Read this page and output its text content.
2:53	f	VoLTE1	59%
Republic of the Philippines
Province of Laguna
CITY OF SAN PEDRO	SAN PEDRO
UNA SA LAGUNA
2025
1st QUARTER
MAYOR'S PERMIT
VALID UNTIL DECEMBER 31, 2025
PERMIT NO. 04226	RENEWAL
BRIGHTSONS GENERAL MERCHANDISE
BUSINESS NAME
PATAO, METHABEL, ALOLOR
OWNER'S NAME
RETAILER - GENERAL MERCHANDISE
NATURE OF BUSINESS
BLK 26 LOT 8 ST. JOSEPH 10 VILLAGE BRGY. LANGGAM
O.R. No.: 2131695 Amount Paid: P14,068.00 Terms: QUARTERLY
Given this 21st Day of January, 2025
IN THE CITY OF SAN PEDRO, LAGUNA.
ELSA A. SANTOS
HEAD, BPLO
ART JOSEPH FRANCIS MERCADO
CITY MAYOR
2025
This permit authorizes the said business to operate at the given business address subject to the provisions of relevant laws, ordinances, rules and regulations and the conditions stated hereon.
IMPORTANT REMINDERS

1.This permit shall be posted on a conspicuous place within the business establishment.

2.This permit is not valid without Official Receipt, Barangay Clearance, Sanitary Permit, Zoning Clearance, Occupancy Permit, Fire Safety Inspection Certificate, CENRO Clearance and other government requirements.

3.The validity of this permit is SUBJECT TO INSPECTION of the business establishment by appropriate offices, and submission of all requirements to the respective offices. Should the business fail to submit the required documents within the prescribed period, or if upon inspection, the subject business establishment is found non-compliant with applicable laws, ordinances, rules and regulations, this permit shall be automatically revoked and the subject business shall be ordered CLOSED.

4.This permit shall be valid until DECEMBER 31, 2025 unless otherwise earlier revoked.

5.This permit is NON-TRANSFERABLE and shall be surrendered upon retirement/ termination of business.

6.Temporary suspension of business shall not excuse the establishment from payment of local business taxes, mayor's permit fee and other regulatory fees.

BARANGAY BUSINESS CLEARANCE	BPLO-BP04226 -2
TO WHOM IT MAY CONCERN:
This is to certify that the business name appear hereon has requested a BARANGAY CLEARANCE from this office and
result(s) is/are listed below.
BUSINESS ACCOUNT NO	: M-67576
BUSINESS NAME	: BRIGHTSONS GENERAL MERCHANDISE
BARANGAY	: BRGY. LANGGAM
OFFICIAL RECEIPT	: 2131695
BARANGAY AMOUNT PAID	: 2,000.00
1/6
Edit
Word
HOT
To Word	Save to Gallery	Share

= = = = = = =

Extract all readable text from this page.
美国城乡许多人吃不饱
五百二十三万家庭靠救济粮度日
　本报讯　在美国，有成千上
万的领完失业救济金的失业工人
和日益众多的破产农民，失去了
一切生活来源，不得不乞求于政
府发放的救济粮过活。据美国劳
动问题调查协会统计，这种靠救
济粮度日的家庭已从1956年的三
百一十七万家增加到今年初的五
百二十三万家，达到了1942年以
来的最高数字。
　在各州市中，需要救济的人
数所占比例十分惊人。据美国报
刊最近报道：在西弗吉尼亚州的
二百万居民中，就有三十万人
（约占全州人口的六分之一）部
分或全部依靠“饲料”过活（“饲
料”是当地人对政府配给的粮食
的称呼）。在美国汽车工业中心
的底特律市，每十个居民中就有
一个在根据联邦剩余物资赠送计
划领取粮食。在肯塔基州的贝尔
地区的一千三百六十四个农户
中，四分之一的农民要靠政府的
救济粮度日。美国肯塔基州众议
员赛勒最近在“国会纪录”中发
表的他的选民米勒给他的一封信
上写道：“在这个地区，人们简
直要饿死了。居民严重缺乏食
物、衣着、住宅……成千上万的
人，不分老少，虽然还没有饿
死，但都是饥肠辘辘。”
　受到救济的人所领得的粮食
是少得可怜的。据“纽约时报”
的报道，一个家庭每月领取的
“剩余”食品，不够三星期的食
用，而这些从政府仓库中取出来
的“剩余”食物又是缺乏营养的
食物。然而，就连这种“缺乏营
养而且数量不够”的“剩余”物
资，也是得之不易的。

= = = = = = =

Copy each line above that contains the word "JOSEPH".

BLK 26 LOT 8 ST. JOSEPH 10 VILLAGE BRGY. LANGGAM
ART JOSEPH FRANCIS MERCADO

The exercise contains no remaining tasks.